## Aim of the task
In the excerpt below on Bayesian linear regression, what prior distribution is assigned to σ²?

## Excerpt
Create a figure that includes both the prior and posterior distributions for \(\lambda\). Also, include a figure of the observed data. Use these figures to make a comparison of the prior and posterior probabilities found in Exercise 3 and Exercise 6, respectively. Describe any changes in these two probabilities and how they relate to the observed data.

Exercise 8-10

Define a random variable \(weight_i\) that represents the weight of the baby at birth in ounces for pregnancy \(i\). We are interested in learning the association between birth weight and the smoking habit, \(habit_i\), of the mother. Fit the following Bayesian linear regression model using Gibbs sampling,

\[\begin{align*} weight_i &= \beta_0 + \beta_1 \times 1(habit_i = \text{smoker}) + \epsilon_i,\quad \epsilon_i \sim N(0,\sigma^2),\\ &= \mathbf{x}_i \boldsymbol{\beta} + \epsilon_i,\\ \boldsymbol{\beta} &\sim N(\mathbf{0}, 100 \mathbf{I})\\ \sigma^2 &\sim \text{Inv-Gamma}(3,1). \end{align*}\]

Exercise 8

Obtain samples from the posterior distribution of \((\boldsymbol{\beta},\sigma^2)\) given the observed data. Visualize the posterior distributions and provide justification that the Gibbs sampler has converged.

Exercise 9

Report the posterior mean, standard deviation, and 95% credible intervals for each parameter.

Exercise 10

If someone were to fit the same regression using a frequentist approach the resulting model would look like the following.

## Records supplied
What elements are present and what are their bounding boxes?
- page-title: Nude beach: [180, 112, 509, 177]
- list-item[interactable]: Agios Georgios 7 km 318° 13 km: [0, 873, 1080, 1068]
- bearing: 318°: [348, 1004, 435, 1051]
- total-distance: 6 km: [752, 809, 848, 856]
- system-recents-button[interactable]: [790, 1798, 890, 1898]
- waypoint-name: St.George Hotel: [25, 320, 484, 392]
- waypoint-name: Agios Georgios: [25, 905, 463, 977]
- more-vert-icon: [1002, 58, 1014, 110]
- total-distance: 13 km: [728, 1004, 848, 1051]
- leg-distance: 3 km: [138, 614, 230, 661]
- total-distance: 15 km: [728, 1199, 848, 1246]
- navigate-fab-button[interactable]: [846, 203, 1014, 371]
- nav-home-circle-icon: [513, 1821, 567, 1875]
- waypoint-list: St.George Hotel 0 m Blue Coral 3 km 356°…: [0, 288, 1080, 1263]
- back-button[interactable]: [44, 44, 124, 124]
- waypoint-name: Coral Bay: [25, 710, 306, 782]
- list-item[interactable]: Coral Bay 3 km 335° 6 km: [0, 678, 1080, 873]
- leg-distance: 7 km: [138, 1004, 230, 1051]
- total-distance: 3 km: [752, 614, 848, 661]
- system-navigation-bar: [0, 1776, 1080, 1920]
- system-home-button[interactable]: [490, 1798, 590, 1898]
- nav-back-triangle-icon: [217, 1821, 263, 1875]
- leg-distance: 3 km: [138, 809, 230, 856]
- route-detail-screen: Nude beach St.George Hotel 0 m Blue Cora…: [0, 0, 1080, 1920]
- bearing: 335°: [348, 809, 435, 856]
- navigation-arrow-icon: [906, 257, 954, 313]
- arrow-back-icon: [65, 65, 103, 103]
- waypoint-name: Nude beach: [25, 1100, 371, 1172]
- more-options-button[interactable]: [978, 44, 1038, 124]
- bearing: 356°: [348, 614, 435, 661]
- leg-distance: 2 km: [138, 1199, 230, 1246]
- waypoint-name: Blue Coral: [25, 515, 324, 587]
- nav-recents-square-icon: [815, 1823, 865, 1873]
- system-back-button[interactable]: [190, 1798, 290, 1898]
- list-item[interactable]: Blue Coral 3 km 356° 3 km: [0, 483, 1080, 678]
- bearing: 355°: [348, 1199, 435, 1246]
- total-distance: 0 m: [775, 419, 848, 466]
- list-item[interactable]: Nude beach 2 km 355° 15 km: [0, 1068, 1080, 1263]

## Final answer
An inverse-gamma distribution, Inv-Gamma(3,1).